==== THE DATA
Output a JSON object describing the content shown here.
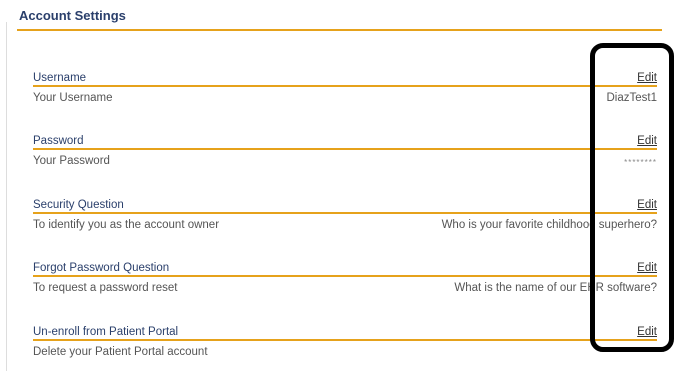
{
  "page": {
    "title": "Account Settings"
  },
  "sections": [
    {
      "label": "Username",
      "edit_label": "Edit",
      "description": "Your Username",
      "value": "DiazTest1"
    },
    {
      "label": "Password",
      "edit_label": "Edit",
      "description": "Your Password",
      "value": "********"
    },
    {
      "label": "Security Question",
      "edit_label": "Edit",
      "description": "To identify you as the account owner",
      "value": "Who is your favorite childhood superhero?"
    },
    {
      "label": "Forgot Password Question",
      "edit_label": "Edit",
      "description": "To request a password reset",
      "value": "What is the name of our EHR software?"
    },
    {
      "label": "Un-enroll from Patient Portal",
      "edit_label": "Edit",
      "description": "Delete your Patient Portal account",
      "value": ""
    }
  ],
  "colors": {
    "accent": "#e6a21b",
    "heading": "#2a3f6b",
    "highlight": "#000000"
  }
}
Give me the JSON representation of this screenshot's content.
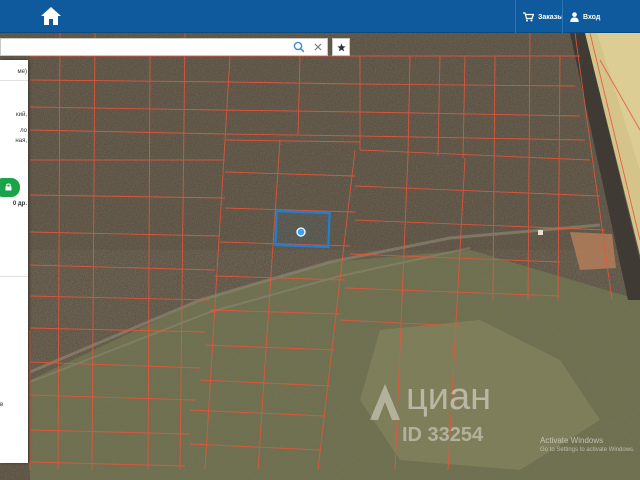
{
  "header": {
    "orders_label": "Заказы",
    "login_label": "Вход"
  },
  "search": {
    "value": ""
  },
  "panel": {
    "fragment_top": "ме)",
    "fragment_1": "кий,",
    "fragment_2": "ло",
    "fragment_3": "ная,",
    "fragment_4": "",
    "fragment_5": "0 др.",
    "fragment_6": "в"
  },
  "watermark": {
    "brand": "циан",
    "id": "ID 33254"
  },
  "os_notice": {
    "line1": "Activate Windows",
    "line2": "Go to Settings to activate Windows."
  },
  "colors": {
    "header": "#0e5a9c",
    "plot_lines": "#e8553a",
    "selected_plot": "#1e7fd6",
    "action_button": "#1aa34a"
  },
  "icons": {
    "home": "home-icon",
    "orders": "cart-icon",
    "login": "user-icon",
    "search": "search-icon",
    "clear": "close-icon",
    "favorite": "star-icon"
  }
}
========
DIRECTIVE – Restate the records above in full, word for word. Keep pictures out.

RESPONSE TO THIS TASK –
Output a JSON object describing the content shown here.
{
  "page": {
    "title": "Account Settings"
  },
  "sections": [
    {
      "label": "Username",
      "edit_label": "Edit",
      "description": "Your Username",
      "value": "DiazTest1"
    },
    {
      "label": "Password",
      "edit_label": "Edit",
      "description": "Your Password",
      "value": "********"
    },
    {
      "label": "Security Question",
      "edit_label": "Edit",
      "description": "To identify you as the account owner",
      "value": "Who is your favorite childhood superhero?"
    },
    {
      "label": "Forgot Password Question",
      "edit_label": "Edit",
      "description": "To request a password reset",
      "value": "What is the name of our EHR software?"
    },
    {
      "label": "Un-enroll from Patient Portal",
      "edit_label": "Edit",
      "description": "Delete your Patient Portal account",
      "value": ""
    }
  ],
  "colors": {
    "accent": "#e6a21b",
    "heading": "#2a3f6b",
    "highlight": "#000000"
  }
}
Give me the JSON representation of this screenshot's content.
{
  "header": {
    "orders_label": "Заказы",
    "login_label": "Вход"
  },
  "search": {
    "value": ""
  },
  "panel": {
    "fragment_top": "ме)",
    "fragment_1": "кий,",
    "fragment_2": "ло",
    "fragment_3": "ная,",
    "fragment_4": "",
    "fragment_5": "0 др.",
    "fragment_6": "в"
  },
  "watermark": {
    "brand": "циан",
    "id": "ID 33254"
  },
  "os_notice": {
    "line1": "Activate Windows",
    "line2": "Go to Settings to activate Windows."
  },
  "colors": {
    "header": "#0e5a9c",
    "plot_lines": "#e8553a",
    "selected_plot": "#1e7fd6",
    "action_button": "#1aa34a"
  },
  "icons": {
    "home": "home-icon",
    "orders": "cart-icon",
    "login": "user-icon",
    "search": "search-icon",
    "clear": "close-icon",
    "favorite": "star-icon"
  }
}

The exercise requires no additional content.